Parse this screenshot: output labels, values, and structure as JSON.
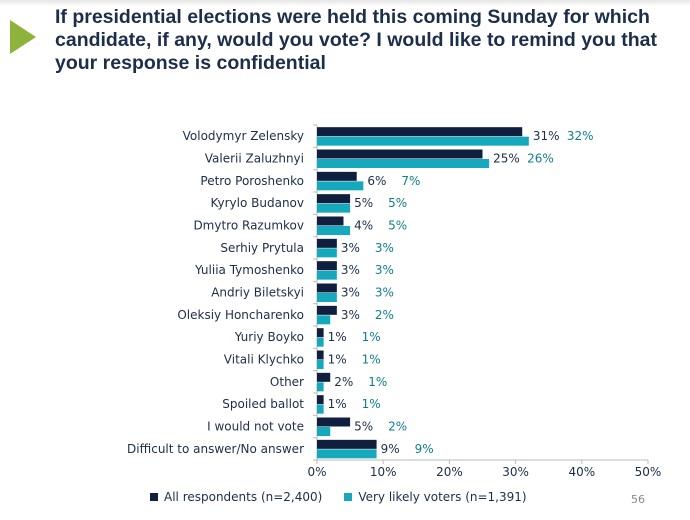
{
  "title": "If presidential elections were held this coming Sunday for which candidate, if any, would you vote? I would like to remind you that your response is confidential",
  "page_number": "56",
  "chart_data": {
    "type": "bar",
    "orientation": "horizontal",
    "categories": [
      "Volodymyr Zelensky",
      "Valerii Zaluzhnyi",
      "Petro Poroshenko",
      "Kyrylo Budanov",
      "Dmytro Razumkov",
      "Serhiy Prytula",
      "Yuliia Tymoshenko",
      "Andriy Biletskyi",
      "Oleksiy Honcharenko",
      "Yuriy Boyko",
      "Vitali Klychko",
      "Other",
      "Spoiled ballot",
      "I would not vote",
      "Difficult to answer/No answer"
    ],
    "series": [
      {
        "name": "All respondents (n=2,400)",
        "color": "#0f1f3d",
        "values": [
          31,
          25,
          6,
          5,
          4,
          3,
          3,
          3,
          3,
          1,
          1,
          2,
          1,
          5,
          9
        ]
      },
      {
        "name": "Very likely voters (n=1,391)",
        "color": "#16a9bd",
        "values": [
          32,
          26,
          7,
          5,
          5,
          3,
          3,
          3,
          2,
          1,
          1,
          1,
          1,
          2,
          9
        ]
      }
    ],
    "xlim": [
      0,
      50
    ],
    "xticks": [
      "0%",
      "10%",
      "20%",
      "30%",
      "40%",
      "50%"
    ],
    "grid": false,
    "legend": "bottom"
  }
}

---*---

Report the number of lines in the listing where the string "this" appears, and nothing besides.

2